┌────────

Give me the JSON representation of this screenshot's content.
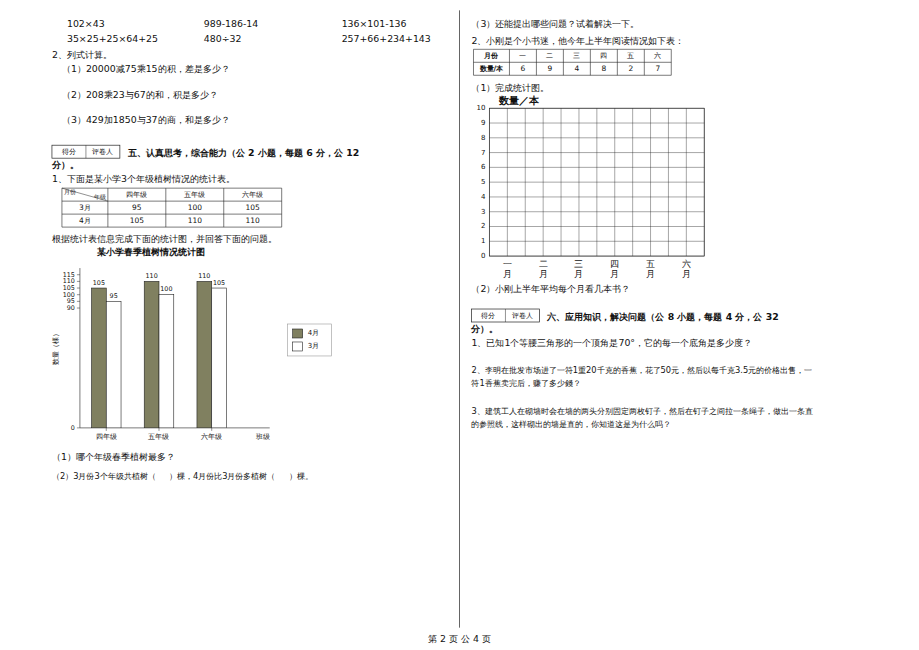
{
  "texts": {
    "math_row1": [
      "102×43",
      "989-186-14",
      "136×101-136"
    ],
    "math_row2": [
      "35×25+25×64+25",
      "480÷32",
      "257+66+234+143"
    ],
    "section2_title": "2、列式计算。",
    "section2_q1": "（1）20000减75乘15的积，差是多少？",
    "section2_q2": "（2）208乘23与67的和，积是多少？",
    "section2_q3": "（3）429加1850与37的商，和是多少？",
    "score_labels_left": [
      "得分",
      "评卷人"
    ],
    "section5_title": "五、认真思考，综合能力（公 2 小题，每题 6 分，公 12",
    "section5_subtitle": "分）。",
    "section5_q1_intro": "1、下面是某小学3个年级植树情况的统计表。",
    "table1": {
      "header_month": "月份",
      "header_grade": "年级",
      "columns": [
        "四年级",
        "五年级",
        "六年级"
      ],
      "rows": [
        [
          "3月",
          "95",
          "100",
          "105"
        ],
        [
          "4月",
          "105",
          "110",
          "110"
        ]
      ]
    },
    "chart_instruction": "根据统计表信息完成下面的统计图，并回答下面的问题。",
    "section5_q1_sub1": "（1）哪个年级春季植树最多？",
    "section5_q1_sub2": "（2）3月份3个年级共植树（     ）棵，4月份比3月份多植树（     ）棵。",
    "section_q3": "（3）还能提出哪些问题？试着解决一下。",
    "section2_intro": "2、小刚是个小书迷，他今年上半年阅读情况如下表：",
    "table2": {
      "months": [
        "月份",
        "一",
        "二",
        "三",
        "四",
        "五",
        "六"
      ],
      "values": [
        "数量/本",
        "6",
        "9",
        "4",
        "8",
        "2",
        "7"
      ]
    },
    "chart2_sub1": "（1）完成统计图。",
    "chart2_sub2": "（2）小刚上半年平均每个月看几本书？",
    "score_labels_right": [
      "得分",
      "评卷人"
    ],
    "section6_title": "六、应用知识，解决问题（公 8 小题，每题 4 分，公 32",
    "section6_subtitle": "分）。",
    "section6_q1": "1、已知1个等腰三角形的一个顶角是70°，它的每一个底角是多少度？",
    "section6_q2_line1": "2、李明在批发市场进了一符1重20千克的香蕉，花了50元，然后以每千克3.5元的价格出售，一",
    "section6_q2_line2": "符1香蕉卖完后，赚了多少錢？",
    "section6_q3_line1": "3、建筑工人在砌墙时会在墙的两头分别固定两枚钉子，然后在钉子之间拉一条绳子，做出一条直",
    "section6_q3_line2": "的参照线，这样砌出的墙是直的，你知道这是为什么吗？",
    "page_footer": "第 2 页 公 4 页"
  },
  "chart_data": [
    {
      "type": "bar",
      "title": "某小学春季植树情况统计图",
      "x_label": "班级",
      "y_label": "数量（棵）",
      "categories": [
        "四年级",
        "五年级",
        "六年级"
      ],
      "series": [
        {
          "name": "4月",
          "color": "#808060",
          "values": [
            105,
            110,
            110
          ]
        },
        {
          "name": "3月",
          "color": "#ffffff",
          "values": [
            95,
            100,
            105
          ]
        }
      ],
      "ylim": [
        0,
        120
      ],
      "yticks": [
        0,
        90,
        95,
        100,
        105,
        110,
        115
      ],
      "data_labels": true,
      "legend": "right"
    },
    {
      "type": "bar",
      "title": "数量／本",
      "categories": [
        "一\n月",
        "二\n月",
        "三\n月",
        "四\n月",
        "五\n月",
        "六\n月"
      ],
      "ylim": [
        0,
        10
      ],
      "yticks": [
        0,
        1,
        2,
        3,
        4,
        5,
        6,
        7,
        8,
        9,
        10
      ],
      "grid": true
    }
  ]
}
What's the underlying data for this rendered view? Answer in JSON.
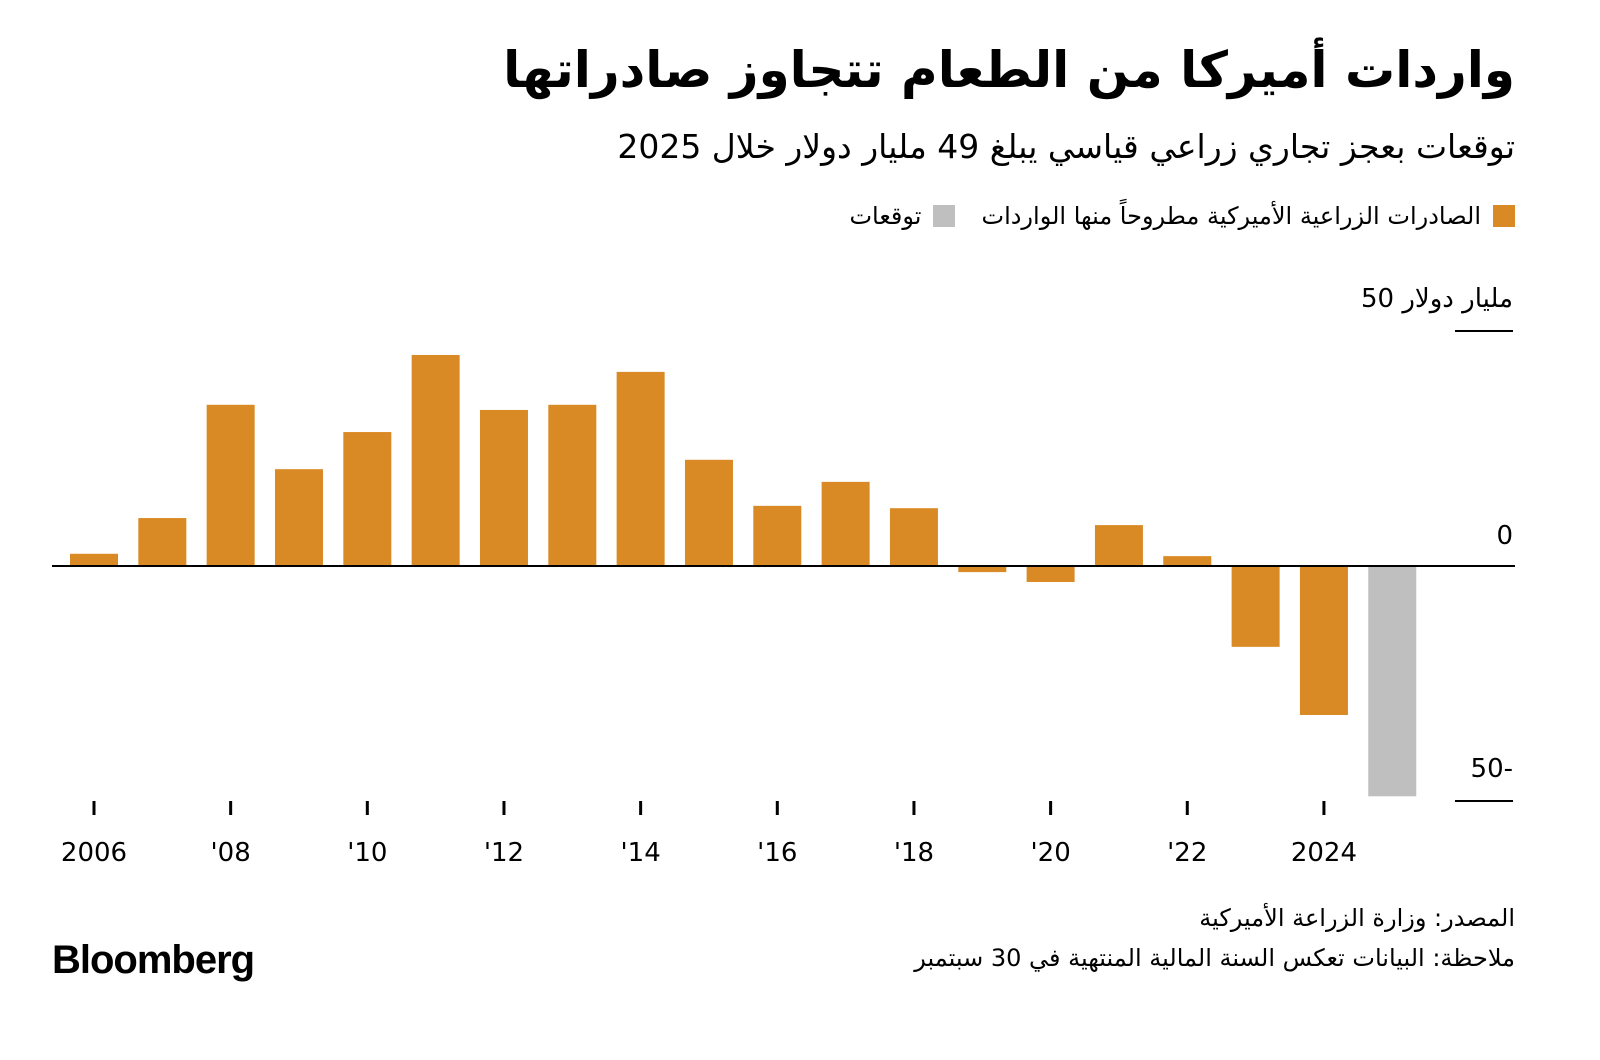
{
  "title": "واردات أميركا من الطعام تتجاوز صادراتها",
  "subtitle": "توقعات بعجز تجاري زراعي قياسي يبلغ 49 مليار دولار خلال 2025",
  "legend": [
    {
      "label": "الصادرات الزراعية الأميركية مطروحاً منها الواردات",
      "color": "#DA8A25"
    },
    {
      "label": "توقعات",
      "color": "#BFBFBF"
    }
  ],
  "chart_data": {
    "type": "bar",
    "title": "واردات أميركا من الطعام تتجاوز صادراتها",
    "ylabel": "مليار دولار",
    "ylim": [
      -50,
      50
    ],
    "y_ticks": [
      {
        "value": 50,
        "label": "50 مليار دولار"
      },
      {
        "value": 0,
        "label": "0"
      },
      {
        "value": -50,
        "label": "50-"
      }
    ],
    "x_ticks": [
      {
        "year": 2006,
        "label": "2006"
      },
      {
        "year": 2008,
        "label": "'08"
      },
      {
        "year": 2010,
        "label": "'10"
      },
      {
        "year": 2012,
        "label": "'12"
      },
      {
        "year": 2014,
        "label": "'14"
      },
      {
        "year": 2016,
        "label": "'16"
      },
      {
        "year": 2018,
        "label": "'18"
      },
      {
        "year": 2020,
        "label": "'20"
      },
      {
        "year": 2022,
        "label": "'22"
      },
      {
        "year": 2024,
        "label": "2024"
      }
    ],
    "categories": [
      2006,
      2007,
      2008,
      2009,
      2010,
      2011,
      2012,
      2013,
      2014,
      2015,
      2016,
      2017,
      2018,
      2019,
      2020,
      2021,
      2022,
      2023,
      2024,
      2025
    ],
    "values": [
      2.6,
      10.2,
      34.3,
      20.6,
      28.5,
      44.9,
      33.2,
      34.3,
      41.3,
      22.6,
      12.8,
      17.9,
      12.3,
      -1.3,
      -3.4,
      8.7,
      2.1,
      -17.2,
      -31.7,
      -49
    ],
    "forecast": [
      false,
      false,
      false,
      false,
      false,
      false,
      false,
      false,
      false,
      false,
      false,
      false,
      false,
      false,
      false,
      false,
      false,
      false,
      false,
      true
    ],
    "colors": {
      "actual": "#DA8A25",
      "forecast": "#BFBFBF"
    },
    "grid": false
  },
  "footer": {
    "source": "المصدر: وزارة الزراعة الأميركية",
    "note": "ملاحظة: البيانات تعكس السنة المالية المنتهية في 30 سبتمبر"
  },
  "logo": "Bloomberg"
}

└────────

◆ INSTRUCTION ◆
Transcribe the complete set of entries verbatim. No pictures belong in the copy.

◆ FULL ANSWER ◆
Give me the JSON representation of this screenshot's content.
{
  "texts": {
    "math_row1": [
      "102×43",
      "989-186-14",
      "136×101-136"
    ],
    "math_row2": [
      "35×25+25×64+25",
      "480÷32",
      "257+66+234+143"
    ],
    "section2_title": "2、列式计算。",
    "section2_q1": "（1）20000减75乘15的积，差是多少？",
    "section2_q2": "（2）208乘23与67的和，积是多少？",
    "section2_q3": "（3）429加1850与37的商，和是多少？",
    "score_labels_left": [
      "得分",
      "评卷人"
    ],
    "section5_title": "五、认真思考，综合能力（公 2 小题，每题 6 分，公 12",
    "section5_subtitle": "分）。",
    "section5_q1_intro": "1、下面是某小学3个年级植树情况的统计表。",
    "table1": {
      "header_month": "月份",
      "header_grade": "年级",
      "columns": [
        "四年级",
        "五年级",
        "六年级"
      ],
      "rows": [
        [
          "3月",
          "95",
          "100",
          "105"
        ],
        [
          "4月",
          "105",
          "110",
          "110"
        ]
      ]
    },
    "chart_instruction": "根据统计表信息完成下面的统计图，并回答下面的问题。",
    "section5_q1_sub1": "（1）哪个年级春季植树最多？",
    "section5_q1_sub2": "（2）3月份3个年级共植树（     ）棵，4月份比3月份多植树（     ）棵。",
    "section_q3": "（3）还能提出哪些问题？试着解决一下。",
    "section2_intro": "2、小刚是个小书迷，他今年上半年阅读情况如下表：",
    "table2": {
      "months": [
        "月份",
        "一",
        "二",
        "三",
        "四",
        "五",
        "六"
      ],
      "values": [
        "数量/本",
        "6",
        "9",
        "4",
        "8",
        "2",
        "7"
      ]
    },
    "chart2_sub1": "（1）完成统计图。",
    "chart2_sub2": "（2）小刚上半年平均每个月看几本书？",
    "score_labels_right": [
      "得分",
      "评卷人"
    ],
    "section6_title": "六、应用知识，解决问题（公 8 小题，每题 4 分，公 32",
    "section6_subtitle": "分）。",
    "section6_q1": "1、已知1个等腰三角形的一个顶角是70°，它的每一个底角是多少度？",
    "section6_q2_line1": "2、李明在批发市场进了一符1重20千克的香蕉，花了50元，然后以每千克3.5元的价格出售，一",
    "section6_q2_line2": "符1香蕉卖完后，赚了多少錢？",
    "section6_q3_line1": "3、建筑工人在砌墙时会在墙的两头分别固定两枚钉子，然后在钉子之间拉一条绳子，做出一条直",
    "section6_q3_line2": "的参照线，这样砌出的墙是直的，你知道这是为什么吗？",
    "page_footer": "第 2 页 公 4 页"
  },
  "chart_data": [
    {
      "type": "bar",
      "title": "某小学春季植树情况统计图",
      "x_label": "班级",
      "y_label": "数量（棵）",
      "categories": [
        "四年级",
        "五年级",
        "六年级"
      ],
      "series": [
        {
          "name": "4月",
          "color": "#808060",
          "values": [
            105,
            110,
            110
          ]
        },
        {
          "name": "3月",
          "color": "#ffffff",
          "values": [
            95,
            100,
            105
          ]
        }
      ],
      "ylim": [
        0,
        120
      ],
      "yticks": [
        0,
        90,
        95,
        100,
        105,
        110,
        115
      ],
      "data_labels": true,
      "legend": "right"
    },
    {
      "type": "bar",
      "title": "数量／本",
      "categories": [
        "一\n月",
        "二\n月",
        "三\n月",
        "四\n月",
        "五\n月",
        "六\n月"
      ],
      "ylim": [
        0,
        10
      ],
      "yticks": [
        0,
        1,
        2,
        3,
        4,
        5,
        6,
        7,
        8,
        9,
        10
      ],
      "grid": true
    }
  ]
}
What's the underlying data for this rendered view? Answer in JSON.
{
  "title": "واردات أميركا من الطعام تتجاوز صادراتها",
  "subtitle": "توقعات بعجز تجاري زراعي قياسي يبلغ 49 مليار دولار خلال 2025",
  "legend": [
    {
      "label": "الصادرات الزراعية الأميركية مطروحاً منها الواردات",
      "color": "#DA8A25"
    },
    {
      "label": "توقعات",
      "color": "#BFBFBF"
    }
  ],
  "chart_data": {
    "type": "bar",
    "title": "واردات أميركا من الطعام تتجاوز صادراتها",
    "ylabel": "مليار دولار",
    "ylim": [
      -50,
      50
    ],
    "y_ticks": [
      {
        "value": 50,
        "label": "50 مليار دولار"
      },
      {
        "value": 0,
        "label": "0"
      },
      {
        "value": -50,
        "label": "50-"
      }
    ],
    "x_ticks": [
      {
        "year": 2006,
        "label": "2006"
      },
      {
        "year": 2008,
        "label": "'08"
      },
      {
        "year": 2010,
        "label": "'10"
      },
      {
        "year": 2012,
        "label": "'12"
      },
      {
        "year": 2014,
        "label": "'14"
      },
      {
        "year": 2016,
        "label": "'16"
      },
      {
        "year": 2018,
        "label": "'18"
      },
      {
        "year": 2020,
        "label": "'20"
      },
      {
        "year": 2022,
        "label": "'22"
      },
      {
        "year": 2024,
        "label": "2024"
      }
    ],
    "categories": [
      2006,
      2007,
      2008,
      2009,
      2010,
      2011,
      2012,
      2013,
      2014,
      2015,
      2016,
      2017,
      2018,
      2019,
      2020,
      2021,
      2022,
      2023,
      2024,
      2025
    ],
    "values": [
      2.6,
      10.2,
      34.3,
      20.6,
      28.5,
      44.9,
      33.2,
      34.3,
      41.3,
      22.6,
      12.8,
      17.9,
      12.3,
      -1.3,
      -3.4,
      8.7,
      2.1,
      -17.2,
      -31.7,
      -49
    ],
    "forecast": [
      false,
      false,
      false,
      false,
      false,
      false,
      false,
      false,
      false,
      false,
      false,
      false,
      false,
      false,
      false,
      false,
      false,
      false,
      false,
      true
    ],
    "colors": {
      "actual": "#DA8A25",
      "forecast": "#BFBFBF"
    },
    "grid": false
  },
  "footer": {
    "source": "المصدر: وزارة الزراعة الأميركية",
    "note": "ملاحظة: البيانات تعكس السنة المالية المنتهية في 30 سبتمبر"
  },
  "logo": "Bloomberg"
}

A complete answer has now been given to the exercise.